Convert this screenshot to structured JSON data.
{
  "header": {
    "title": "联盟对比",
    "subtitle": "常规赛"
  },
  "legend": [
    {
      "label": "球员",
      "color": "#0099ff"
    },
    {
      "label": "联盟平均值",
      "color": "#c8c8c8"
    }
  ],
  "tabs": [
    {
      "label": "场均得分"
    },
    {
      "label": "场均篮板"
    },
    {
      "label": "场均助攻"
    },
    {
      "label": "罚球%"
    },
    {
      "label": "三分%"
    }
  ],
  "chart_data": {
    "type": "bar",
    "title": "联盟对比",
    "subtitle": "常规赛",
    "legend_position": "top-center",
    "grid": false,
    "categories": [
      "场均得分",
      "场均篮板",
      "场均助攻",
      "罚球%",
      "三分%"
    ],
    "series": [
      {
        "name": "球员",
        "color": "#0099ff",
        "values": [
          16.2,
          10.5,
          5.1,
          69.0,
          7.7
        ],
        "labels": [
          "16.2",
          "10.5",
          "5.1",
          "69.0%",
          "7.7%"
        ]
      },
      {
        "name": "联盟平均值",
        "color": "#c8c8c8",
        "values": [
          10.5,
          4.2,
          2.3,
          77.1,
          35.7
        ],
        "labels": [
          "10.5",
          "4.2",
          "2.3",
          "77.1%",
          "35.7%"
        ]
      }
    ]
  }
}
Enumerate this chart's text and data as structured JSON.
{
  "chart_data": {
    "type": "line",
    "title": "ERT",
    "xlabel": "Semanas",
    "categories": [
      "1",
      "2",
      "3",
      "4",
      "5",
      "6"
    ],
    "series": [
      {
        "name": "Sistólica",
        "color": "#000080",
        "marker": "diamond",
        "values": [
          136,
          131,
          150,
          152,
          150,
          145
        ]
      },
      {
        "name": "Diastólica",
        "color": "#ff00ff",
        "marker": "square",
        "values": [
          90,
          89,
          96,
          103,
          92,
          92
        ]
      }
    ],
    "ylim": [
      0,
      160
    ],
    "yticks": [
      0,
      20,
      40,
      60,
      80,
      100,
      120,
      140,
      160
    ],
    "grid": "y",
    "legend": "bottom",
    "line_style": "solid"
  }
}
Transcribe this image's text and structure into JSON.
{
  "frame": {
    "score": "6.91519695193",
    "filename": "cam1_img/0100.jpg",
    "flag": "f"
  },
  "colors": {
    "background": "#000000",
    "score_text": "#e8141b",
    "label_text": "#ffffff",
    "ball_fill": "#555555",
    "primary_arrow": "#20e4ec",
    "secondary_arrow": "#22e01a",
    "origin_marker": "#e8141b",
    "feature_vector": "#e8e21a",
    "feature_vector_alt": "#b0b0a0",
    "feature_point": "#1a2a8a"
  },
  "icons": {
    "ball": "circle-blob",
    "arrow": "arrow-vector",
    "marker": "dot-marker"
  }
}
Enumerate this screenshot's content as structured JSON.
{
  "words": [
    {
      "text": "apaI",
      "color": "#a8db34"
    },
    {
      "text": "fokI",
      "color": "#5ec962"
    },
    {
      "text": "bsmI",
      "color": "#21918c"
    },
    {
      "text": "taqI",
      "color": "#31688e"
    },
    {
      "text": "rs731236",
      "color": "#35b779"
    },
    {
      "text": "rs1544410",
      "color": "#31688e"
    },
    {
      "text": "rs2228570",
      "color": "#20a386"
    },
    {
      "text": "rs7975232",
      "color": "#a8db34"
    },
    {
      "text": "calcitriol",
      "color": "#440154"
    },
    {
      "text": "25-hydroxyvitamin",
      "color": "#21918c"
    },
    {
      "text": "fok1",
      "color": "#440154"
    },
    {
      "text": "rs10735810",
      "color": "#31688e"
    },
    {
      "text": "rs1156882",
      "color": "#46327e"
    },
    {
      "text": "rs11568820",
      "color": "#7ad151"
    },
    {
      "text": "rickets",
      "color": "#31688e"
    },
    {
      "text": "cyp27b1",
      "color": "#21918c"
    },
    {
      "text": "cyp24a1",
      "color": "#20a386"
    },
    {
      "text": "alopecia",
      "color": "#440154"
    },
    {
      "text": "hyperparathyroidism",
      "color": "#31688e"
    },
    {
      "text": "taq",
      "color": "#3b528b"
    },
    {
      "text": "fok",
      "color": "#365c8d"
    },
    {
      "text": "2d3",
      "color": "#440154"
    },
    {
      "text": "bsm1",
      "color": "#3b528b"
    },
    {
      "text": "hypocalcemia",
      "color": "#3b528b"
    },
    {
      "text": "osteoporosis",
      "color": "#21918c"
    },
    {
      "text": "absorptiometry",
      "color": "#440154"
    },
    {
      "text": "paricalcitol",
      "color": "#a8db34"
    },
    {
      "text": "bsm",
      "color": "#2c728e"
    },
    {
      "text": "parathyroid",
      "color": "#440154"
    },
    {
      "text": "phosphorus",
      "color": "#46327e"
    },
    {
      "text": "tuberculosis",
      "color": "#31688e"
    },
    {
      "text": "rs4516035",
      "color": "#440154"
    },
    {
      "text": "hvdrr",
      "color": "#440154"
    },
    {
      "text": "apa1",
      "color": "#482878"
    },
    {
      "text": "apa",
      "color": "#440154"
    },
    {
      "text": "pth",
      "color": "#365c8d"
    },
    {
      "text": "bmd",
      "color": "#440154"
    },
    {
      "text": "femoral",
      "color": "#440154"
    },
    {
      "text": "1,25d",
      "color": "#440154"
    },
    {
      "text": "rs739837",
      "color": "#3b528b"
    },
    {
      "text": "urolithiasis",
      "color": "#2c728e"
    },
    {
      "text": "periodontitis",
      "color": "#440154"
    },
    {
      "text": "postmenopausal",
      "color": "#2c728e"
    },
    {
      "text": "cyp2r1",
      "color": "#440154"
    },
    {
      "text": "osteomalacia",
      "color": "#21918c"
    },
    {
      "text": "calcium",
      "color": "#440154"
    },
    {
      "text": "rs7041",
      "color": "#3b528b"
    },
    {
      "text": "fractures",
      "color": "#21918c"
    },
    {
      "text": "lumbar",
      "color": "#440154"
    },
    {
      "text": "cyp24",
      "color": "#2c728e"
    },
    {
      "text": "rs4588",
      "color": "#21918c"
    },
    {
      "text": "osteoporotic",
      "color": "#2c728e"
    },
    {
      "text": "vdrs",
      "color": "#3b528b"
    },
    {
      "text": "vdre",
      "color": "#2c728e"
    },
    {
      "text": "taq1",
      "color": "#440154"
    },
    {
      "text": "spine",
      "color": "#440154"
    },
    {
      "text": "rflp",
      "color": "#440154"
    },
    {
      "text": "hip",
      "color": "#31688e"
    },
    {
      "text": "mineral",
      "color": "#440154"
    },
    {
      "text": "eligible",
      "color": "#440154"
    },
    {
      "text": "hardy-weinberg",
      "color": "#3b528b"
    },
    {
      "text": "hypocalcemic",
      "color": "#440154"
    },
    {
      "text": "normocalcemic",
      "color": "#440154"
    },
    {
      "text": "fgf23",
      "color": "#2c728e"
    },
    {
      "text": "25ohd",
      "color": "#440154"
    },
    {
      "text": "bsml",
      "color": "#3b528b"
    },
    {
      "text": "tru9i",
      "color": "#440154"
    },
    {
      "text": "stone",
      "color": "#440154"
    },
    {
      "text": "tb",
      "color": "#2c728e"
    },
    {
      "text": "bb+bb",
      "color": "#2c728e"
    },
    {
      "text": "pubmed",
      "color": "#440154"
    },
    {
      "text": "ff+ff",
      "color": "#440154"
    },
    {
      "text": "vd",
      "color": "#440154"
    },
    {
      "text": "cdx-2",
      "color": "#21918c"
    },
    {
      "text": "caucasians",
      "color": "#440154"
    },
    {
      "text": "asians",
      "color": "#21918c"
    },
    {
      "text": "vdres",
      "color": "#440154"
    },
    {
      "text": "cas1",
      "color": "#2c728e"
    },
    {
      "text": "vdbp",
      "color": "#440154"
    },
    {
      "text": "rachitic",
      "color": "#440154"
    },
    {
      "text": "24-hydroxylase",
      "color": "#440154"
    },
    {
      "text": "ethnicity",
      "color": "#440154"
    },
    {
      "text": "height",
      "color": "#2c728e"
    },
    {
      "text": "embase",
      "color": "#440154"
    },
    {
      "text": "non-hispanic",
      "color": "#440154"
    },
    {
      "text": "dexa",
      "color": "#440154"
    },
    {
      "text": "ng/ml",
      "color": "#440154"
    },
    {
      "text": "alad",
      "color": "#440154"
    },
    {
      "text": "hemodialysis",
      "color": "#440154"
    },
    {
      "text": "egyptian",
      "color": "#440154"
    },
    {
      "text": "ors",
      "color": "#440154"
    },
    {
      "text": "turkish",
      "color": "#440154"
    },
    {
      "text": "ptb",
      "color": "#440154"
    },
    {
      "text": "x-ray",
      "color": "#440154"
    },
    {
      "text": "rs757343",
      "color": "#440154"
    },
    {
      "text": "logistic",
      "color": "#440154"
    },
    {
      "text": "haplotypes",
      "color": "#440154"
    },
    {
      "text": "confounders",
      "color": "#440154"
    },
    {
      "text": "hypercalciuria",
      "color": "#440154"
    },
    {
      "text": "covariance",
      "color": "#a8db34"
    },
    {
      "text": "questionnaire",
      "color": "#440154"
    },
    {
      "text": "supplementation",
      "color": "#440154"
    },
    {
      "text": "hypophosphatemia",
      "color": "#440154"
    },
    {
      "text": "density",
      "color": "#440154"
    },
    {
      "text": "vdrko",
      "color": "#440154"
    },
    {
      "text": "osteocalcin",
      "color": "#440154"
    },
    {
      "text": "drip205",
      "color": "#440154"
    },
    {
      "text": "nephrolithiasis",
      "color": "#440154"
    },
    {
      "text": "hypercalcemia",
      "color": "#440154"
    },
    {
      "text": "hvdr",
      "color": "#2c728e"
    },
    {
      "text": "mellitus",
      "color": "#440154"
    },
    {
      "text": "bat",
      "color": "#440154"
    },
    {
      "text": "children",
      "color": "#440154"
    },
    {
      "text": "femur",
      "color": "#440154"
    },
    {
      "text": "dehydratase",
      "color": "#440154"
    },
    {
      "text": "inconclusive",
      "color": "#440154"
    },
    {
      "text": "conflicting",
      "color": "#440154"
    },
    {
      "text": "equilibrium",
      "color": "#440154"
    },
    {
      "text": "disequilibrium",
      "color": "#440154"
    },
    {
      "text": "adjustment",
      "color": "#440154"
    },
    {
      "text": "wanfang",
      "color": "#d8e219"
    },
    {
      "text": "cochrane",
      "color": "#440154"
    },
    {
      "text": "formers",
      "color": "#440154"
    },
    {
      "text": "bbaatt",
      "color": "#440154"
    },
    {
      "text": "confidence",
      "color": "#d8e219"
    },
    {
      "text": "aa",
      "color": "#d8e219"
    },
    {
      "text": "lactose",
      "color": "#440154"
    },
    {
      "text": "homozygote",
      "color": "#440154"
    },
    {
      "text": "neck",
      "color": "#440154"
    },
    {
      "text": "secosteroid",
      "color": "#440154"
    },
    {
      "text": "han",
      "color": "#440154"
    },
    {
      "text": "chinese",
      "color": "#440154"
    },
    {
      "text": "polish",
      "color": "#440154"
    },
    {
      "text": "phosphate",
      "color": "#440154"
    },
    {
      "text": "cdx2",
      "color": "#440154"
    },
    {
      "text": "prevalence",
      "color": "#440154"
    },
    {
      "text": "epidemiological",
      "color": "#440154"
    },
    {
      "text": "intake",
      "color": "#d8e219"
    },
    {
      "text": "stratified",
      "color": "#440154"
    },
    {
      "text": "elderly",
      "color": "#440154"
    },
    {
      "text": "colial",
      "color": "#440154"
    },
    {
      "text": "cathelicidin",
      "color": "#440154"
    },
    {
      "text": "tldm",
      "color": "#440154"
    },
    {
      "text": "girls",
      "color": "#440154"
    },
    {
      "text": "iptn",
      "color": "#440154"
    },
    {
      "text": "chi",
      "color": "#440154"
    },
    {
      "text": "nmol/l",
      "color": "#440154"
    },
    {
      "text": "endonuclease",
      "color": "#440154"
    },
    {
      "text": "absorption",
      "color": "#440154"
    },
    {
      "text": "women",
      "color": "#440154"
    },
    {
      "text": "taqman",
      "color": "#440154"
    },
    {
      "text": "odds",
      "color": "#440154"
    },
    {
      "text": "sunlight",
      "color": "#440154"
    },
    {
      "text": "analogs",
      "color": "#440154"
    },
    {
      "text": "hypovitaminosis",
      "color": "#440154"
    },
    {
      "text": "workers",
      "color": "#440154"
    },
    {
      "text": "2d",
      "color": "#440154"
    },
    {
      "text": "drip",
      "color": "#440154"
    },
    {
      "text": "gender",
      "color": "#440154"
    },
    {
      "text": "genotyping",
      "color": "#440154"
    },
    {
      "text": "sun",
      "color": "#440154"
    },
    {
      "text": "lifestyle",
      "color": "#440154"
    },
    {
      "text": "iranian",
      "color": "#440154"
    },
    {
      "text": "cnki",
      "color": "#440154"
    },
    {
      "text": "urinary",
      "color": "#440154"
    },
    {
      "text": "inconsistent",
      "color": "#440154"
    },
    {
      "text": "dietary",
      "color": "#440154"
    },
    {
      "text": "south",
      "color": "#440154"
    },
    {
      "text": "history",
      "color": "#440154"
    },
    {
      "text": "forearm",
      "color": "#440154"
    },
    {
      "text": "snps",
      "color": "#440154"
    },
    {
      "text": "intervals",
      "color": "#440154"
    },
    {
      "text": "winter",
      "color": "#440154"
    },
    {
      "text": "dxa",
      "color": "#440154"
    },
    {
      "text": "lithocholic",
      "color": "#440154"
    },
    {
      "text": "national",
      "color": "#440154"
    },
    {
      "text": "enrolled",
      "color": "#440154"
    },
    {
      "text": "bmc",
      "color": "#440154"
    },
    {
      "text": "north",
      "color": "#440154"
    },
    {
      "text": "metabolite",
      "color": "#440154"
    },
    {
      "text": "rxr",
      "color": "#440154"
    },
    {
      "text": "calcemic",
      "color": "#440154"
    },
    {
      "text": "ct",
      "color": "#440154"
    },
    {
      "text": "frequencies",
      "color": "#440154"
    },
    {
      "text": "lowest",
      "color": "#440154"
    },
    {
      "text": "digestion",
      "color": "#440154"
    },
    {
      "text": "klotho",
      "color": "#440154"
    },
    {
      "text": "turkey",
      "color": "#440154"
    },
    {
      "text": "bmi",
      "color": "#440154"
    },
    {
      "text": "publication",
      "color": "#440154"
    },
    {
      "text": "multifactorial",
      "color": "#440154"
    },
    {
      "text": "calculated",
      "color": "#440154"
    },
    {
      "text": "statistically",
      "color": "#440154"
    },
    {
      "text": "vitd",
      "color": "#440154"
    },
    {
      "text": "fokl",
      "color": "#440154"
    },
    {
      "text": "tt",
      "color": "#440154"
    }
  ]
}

===============

■ WHAT YOU SHOULD DO
Go through the material above and count the lines that contain "JSON"; answer with the number alone.

■ EXERCISE ANSWER
4